[Goal] Each entry that follows must be output without any deviation.

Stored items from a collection
◆ ◆ ◆ ◆ ◆ ◆ ◆

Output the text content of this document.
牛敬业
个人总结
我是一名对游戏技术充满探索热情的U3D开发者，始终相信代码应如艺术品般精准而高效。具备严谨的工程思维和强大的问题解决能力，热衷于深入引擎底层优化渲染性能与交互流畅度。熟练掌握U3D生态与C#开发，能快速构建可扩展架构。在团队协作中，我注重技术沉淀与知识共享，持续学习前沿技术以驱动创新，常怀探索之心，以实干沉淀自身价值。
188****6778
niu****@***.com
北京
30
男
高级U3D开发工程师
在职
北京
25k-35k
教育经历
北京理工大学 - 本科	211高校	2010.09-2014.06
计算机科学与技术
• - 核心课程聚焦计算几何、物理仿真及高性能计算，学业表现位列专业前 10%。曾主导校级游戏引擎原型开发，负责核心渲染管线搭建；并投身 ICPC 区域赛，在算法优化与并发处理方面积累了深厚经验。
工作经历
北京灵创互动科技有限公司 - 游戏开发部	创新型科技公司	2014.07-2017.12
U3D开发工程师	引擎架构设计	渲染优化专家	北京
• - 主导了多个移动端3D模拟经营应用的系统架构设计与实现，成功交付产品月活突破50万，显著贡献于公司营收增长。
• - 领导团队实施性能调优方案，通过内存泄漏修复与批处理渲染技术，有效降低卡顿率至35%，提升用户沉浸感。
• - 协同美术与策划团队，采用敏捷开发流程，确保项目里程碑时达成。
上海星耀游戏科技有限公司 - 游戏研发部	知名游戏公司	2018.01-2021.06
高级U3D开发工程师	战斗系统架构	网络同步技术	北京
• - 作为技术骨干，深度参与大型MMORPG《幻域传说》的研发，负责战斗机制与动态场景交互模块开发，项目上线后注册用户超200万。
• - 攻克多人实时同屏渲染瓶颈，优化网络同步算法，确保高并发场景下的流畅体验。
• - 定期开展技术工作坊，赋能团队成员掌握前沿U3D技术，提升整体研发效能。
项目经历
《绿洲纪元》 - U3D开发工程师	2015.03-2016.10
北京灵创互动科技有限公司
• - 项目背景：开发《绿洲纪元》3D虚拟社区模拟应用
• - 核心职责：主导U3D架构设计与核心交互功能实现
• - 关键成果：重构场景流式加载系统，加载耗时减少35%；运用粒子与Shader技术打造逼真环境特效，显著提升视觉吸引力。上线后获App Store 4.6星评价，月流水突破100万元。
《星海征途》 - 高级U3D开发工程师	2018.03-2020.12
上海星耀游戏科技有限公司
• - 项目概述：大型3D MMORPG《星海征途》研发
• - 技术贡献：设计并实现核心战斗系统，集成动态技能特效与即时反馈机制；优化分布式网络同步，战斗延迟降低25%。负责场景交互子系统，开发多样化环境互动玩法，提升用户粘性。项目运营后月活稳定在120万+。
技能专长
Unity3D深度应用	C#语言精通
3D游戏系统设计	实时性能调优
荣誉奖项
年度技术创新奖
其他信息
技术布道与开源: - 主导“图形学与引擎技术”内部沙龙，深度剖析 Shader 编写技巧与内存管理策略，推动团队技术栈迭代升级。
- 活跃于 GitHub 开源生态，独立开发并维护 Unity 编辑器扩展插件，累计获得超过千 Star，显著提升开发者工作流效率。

◆ ◆ ◆ ◆ ◆ ◆ ◆

[In response]
Output the text content of this document.
牛敬业
个人总结
我是一名对游戏技术充满探索热情的U3D开发者，始终相信代码应如艺术品般精准而高效。具备严谨的工程思维和强大的问题解决能力，热衷于深入引擎底层优化渲染性能与交互流畅度。熟练掌握U3D生态与C#开发，能快速构建可扩展架构。在团队协作中，我注重技术沉淀与知识共享，持续学习前沿技术以驱动创新，常怀探索之心，以实干沉淀自身价值。
188****6778
niu****@***.com
北京
30
男
高级U3D开发工程师
在职
北京
25k-35k
教育经历
北京理工大学 - 本科	211高校	2010.09-2014.06
计算机科学与技术
• - 核心课程聚焦计算几何、物理仿真及高性能计算，学业表现位列专业前 10%。曾主导校级游戏引擎原型开发，负责核心渲染管线搭建；并投身 ICPC 区域赛，在算法优化与并发处理方面积累了深厚经验。
工作经历
北京灵创互动科技有限公司 - 游戏开发部	创新型科技公司	2014.07-2017.12
U3D开发工程师	引擎架构设计	渲染优化专家	北京
• - 主导了多个移动端3D模拟经营应用的系统架构设计与实现，成功交付产品月活突破50万，显著贡献于公司营收增长。
• - 领导团队实施性能调优方案，通过内存泄漏修复与批处理渲染技术，有效降低卡顿率至35%，提升用户沉浸感。
• - 协同美术与策划团队，采用敏捷开发流程，确保项目里程碑时达成。
上海星耀游戏科技有限公司 - 游戏研发部	知名游戏公司	2018.01-2021.06
高级U3D开发工程师	战斗系统架构	网络同步技术	北京
• - 作为技术骨干，深度参与大型MMORPG《幻域传说》的研发，负责战斗机制与动态场景交互模块开发，项目上线后注册用户超200万。
• - 攻克多人实时同屏渲染瓶颈，优化网络同步算法，确保高并发场景下的流畅体验。
• - 定期开展技术工作坊，赋能团队成员掌握前沿U3D技术，提升整体研发效能。
项目经历
《绿洲纪元》 - U3D开发工程师	2015.03-2016.10
北京灵创互动科技有限公司
• - 项目背景：开发《绿洲纪元》3D虚拟社区模拟应用
• - 核心职责：主导U3D架构设计与核心交互功能实现
• - 关键成果：重构场景流式加载系统，加载耗时减少35%；运用粒子与Shader技术打造逼真环境特效，显著提升视觉吸引力。上线后获App Store 4.6星评价，月流水突破100万元。
《星海征途》 - 高级U3D开发工程师	2018.03-2020.12
上海星耀游戏科技有限公司
• - 项目概述：大型3D MMORPG《星海征途》研发
• - 技术贡献：设计并实现核心战斗系统，集成动态技能特效与即时反馈机制；优化分布式网络同步，战斗延迟降低25%。负责场景交互子系统，开发多样化环境互动玩法，提升用户粘性。项目运营后月活稳定在120万+。
技能专长
Unity3D深度应用	C#语言精通
3D游戏系统设计	实时性能调优
荣誉奖项
年度技术创新奖
其他信息
技术布道与开源: - 主导“图形学与引擎技术”内部沙龙，深度剖析 Shader 编写技巧与内存管理策略，推动团队技术栈迭代升级。
- 活跃于 GitHub 开源生态，独立开发并维护 Unity 编辑器扩展插件，累计获得超过千 Star，显著提升开发者工作流效率。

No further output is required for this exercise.